> [WORK INSTRUCTIONS]
Below are the records; copy each line in them that holds the word "Swell".

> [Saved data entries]
┌────────
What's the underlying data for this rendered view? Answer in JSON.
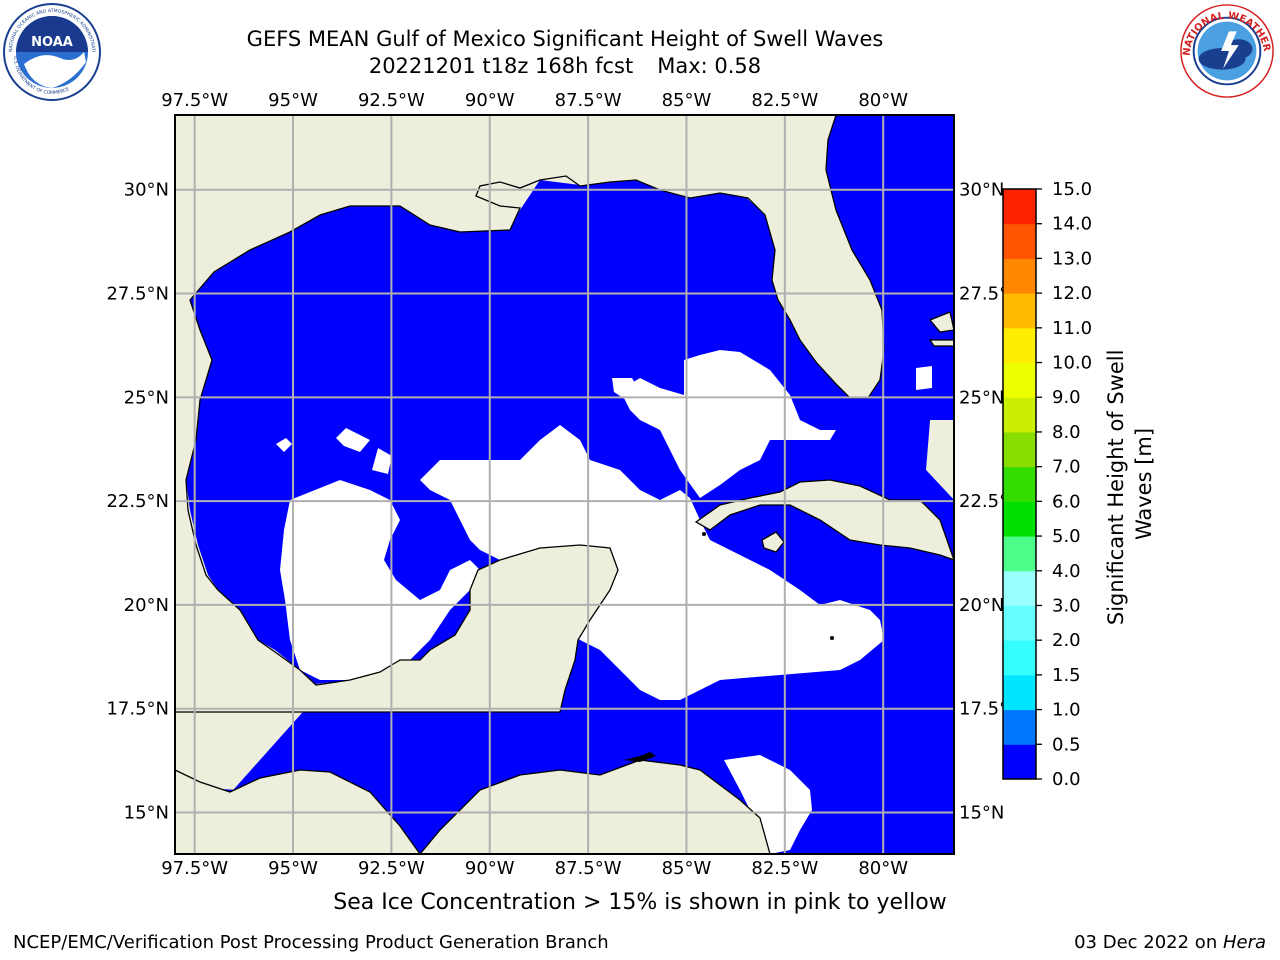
{
  "header": {
    "title_line1": "GEFS MEAN Gulf of Mexico Significant Height of Swell Waves",
    "title_date": "20221201 t18z 168h fcst",
    "title_max": "Max: 0.58"
  },
  "logos": {
    "left": {
      "name": "noaa-logo",
      "center_text": "NOAA",
      "ring_text_top": "NATIONAL OCEANIC AND ATMOSPHERIC ADMINISTRATION",
      "ring_text_bottom": "U.S. DEPARTMENT OF COMMERCE"
    },
    "right": {
      "name": "nws-logo",
      "ring_text": "NATIONAL WEATHER SERVICE"
    }
  },
  "map": {
    "region": "Gulf of Mexico",
    "lon_labels": [
      "97.5°W",
      "95°W",
      "92.5°W",
      "90°W",
      "87.5°W",
      "85°W",
      "82.5°W",
      "80°W"
    ],
    "lat_labels": [
      "30°N",
      "27.5°N",
      "25°N",
      "22.5°N",
      "20°N",
      "17.5°N",
      "15°N"
    ],
    "lon_values": [
      -97.5,
      -95,
      -92.5,
      -90,
      -87.5,
      -85,
      -82.5,
      -80
    ],
    "lat_values": [
      30,
      27.5,
      25,
      22.5,
      20,
      17.5,
      15
    ],
    "lon_range": [
      -98,
      -78.2
    ],
    "lat_range": [
      14,
      31.8
    ],
    "colors": {
      "land": "#eeeedc",
      "ocean_low": "#0000ff",
      "ocean_zero": "#ffffff",
      "grid": "#b0b0b0",
      "coast": "#000000"
    }
  },
  "colorbar": {
    "label": "Significant Height of Swell Waves [m]",
    "tick_labels": [
      "0.0",
      "0.5",
      "1.0",
      "1.5",
      "2.0",
      "3.0",
      "4.0",
      "5.0",
      "6.0",
      "7.0",
      "8.0",
      "9.0",
      "10.0",
      "11.0",
      "12.0",
      "13.0",
      "14.0",
      "15.0"
    ],
    "colors": [
      "#0000ff",
      "#0077ff",
      "#00e5ff",
      "#33ffff",
      "#66ffff",
      "#99ffff",
      "#4dff88",
      "#00e000",
      "#33dd00",
      "#88dd00",
      "#ccee00",
      "#eeff00",
      "#ffee00",
      "#ffbb00",
      "#ff8800",
      "#ff5500",
      "#ff2200"
    ]
  },
  "note": "Sea Ice Concentration > 15% is shown in pink to yellow",
  "footer": {
    "left": "NCEP/EMC/Verification Post Processing Product Generation Branch",
    "date": "03 Dec 2022 on ",
    "host": "Hera"
  }
}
└────────
> [ANSWER FOR THE TASK]
    "title_line1": "GEFS MEAN Gulf of Mexico Significant Height of Swell Waves",
    "label": "Significant Height of Swell Waves [m]",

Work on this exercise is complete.